# DIRECTION
Wherever a line holds the string "peuples", copy that line.
** Start **
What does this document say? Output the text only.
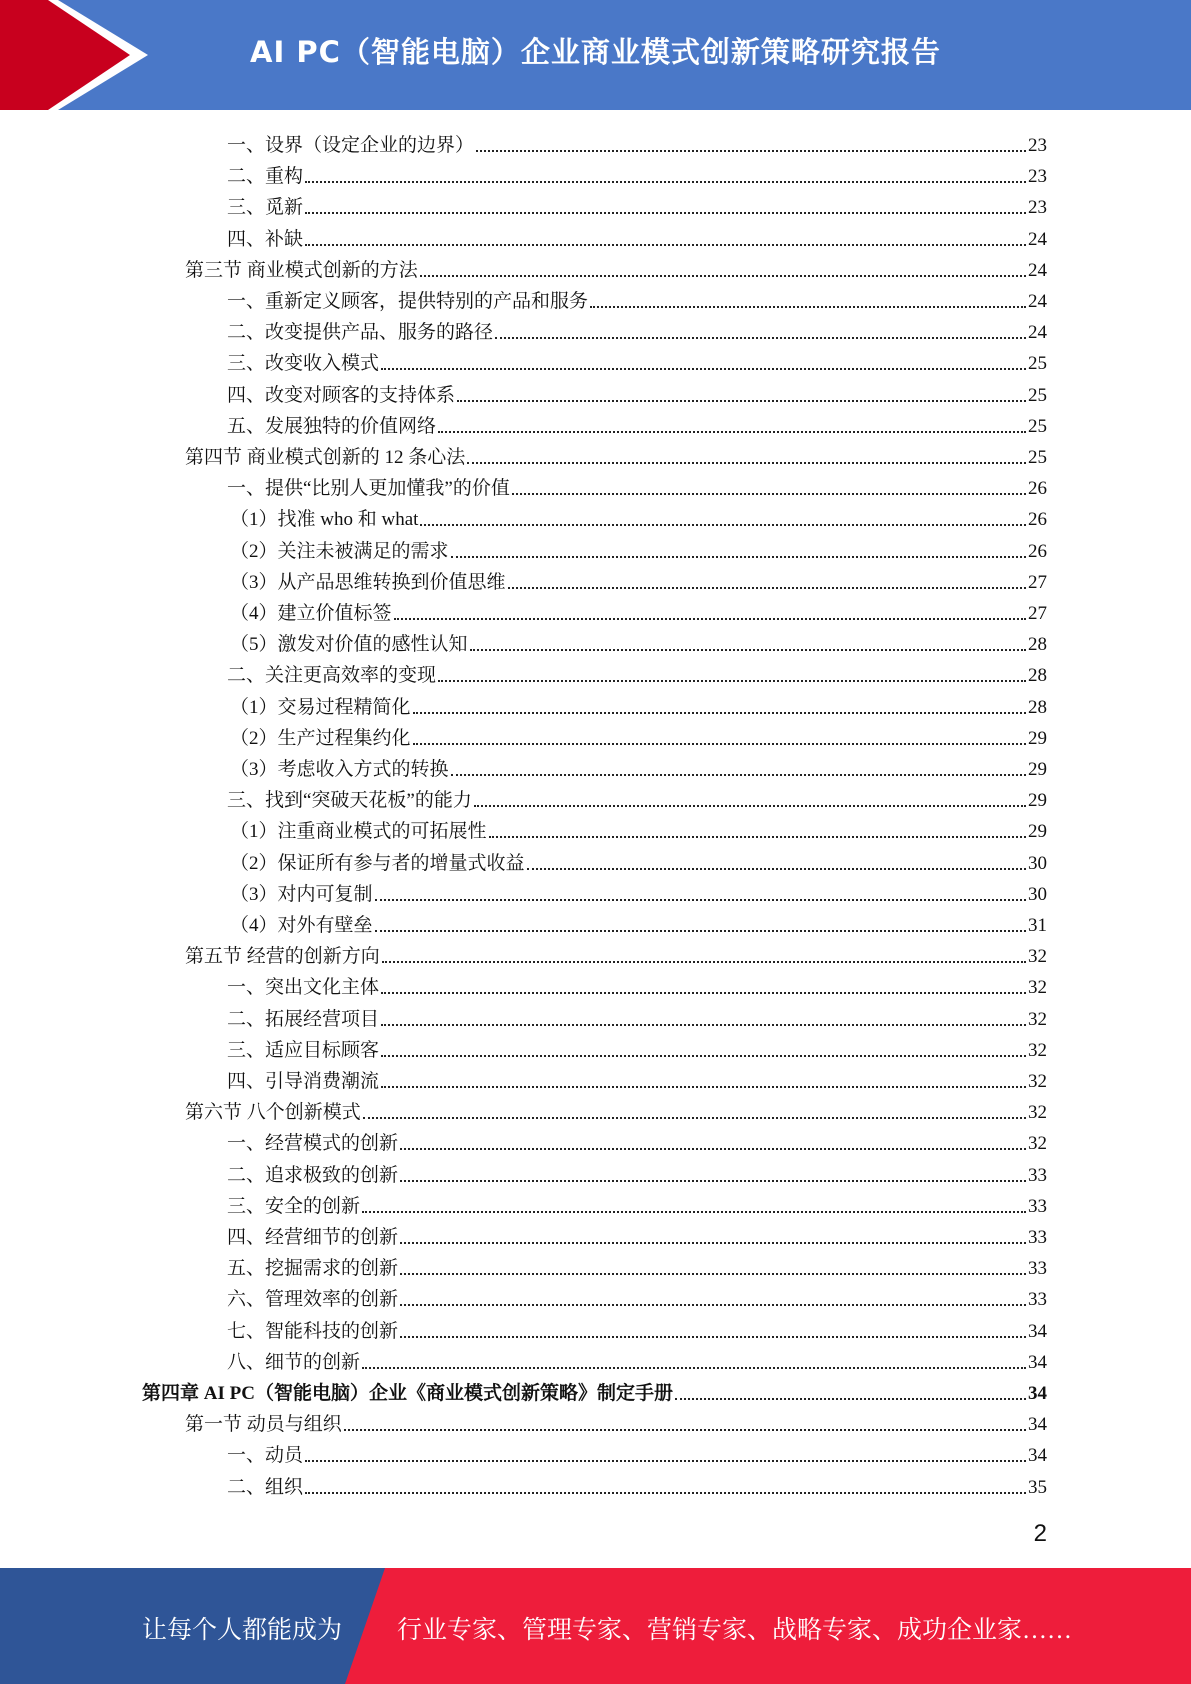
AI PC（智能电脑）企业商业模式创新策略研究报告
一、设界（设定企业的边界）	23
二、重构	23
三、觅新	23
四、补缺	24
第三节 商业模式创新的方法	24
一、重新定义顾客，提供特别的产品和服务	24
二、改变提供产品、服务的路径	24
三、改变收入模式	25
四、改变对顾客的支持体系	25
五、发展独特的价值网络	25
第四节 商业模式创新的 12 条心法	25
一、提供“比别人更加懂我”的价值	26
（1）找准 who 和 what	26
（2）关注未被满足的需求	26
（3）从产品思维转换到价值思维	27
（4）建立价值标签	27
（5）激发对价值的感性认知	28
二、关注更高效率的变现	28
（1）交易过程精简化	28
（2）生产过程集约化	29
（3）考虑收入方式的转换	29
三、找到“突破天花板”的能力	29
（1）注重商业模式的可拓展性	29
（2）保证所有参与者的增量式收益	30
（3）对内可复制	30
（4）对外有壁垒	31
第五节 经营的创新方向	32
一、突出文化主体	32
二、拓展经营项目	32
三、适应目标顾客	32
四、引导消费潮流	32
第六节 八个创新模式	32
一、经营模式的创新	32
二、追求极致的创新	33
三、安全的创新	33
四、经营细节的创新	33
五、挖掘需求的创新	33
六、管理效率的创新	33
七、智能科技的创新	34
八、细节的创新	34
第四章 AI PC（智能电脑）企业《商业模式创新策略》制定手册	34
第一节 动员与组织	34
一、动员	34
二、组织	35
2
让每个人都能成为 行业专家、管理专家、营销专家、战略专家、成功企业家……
** End **
** Start **
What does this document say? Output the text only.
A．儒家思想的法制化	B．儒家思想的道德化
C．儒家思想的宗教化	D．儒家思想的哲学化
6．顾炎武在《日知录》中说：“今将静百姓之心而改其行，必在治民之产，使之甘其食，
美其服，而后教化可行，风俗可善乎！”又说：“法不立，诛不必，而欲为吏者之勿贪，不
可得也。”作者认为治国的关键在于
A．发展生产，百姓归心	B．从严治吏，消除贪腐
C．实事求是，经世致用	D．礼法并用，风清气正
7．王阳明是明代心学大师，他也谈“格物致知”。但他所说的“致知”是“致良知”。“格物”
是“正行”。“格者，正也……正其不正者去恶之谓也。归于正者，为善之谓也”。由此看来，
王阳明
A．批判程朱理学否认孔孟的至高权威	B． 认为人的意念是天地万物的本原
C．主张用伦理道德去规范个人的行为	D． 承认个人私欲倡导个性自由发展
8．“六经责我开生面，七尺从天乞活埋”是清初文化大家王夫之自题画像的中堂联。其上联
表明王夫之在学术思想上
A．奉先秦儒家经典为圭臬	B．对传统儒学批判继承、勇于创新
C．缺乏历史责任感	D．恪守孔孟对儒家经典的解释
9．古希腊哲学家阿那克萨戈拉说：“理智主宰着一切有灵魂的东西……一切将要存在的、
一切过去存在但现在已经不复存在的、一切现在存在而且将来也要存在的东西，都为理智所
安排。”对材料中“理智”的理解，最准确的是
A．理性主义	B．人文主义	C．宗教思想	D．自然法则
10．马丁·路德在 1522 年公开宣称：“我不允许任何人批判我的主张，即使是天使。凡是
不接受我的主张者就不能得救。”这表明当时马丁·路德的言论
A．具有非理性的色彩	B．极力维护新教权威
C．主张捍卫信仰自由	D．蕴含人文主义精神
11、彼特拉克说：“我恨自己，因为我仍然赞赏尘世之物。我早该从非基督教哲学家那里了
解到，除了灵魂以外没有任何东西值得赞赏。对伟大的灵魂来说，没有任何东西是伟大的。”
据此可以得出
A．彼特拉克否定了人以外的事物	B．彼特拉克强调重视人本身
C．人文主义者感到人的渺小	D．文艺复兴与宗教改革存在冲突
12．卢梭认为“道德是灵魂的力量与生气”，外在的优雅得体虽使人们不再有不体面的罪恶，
** End **
** Start **
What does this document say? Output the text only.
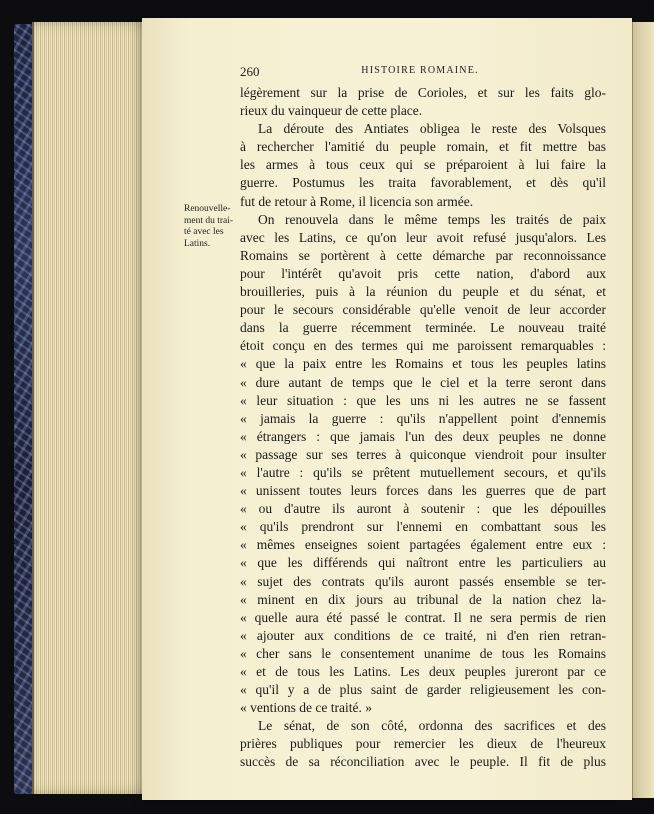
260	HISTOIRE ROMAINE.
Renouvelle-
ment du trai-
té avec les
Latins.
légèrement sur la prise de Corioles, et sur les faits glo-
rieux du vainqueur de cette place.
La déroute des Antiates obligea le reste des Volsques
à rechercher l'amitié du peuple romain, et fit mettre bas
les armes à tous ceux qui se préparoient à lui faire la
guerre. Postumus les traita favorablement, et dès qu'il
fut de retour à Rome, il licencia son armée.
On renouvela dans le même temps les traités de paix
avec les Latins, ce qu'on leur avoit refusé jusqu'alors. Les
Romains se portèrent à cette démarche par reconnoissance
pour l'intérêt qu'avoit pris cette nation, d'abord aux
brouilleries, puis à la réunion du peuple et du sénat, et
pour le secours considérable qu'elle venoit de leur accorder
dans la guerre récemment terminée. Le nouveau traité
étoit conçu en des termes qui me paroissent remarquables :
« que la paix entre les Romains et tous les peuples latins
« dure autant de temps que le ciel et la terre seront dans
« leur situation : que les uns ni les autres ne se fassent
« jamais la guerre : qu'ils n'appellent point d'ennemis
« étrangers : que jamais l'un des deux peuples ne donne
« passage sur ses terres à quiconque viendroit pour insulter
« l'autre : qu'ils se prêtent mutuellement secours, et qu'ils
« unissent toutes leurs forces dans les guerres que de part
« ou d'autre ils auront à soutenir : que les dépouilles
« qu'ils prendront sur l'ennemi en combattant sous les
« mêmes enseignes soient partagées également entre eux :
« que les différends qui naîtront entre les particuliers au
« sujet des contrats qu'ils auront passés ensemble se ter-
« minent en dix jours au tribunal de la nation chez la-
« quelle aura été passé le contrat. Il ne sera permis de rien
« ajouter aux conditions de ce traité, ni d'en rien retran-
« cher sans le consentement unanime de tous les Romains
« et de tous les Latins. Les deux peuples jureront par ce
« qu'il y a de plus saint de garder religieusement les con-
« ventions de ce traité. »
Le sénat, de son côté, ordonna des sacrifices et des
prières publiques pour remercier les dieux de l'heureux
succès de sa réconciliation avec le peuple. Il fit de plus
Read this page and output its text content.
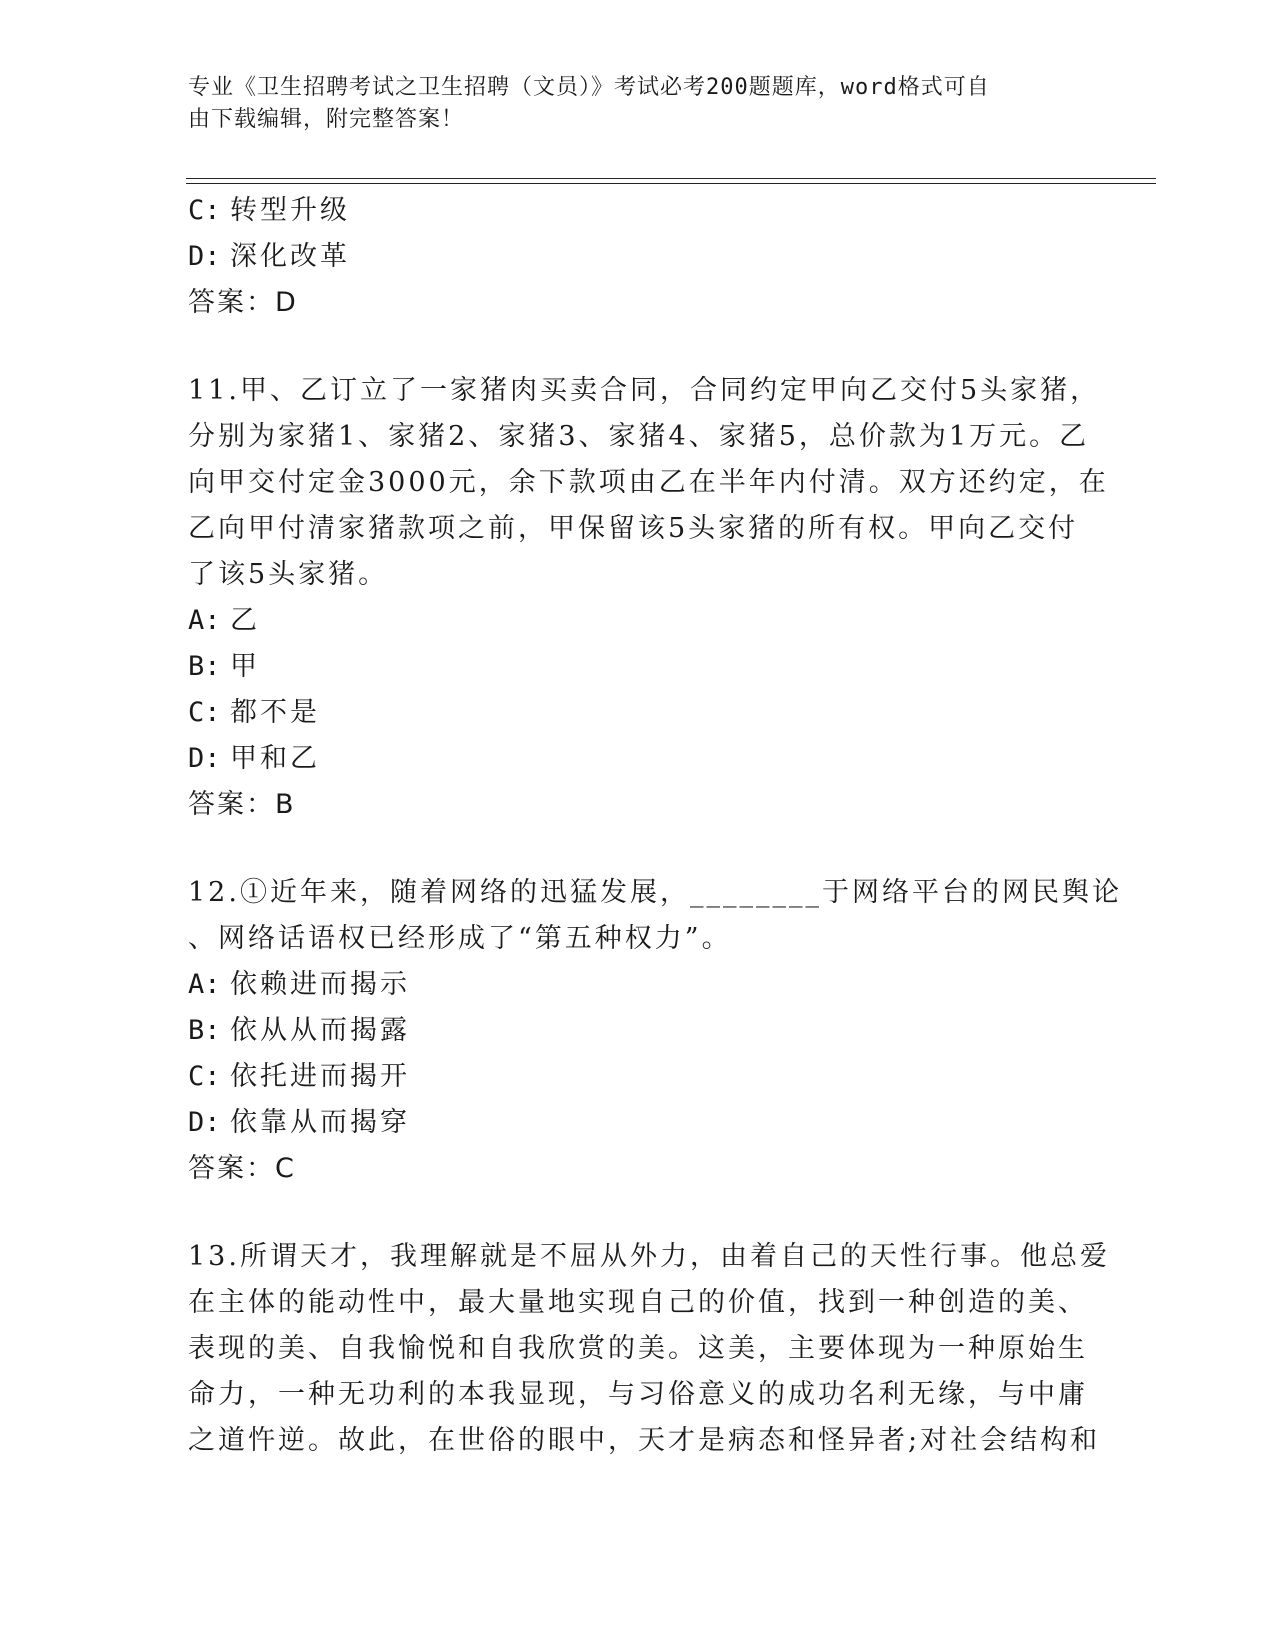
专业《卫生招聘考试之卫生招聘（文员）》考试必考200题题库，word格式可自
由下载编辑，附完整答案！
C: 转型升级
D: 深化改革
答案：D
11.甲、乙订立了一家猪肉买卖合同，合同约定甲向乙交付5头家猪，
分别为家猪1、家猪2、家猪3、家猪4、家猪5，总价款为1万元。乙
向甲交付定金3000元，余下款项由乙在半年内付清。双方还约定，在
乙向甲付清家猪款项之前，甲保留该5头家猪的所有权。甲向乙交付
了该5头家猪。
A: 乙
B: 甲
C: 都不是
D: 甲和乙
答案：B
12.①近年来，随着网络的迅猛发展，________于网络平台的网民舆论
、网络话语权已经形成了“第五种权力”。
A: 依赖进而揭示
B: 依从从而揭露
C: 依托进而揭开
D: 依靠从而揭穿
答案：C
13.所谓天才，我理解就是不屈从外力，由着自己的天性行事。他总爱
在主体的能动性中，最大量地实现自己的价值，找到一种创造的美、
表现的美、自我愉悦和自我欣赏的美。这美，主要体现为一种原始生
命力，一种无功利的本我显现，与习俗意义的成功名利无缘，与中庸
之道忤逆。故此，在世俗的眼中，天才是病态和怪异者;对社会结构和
** End **
# TASK RESPONSE
« que la paix entre les Romains et tous les peuples latins
« étrangers : que jamais l'un des deux peuples ne donne
« et de tous les Latins. Les deux peuples jureront par ce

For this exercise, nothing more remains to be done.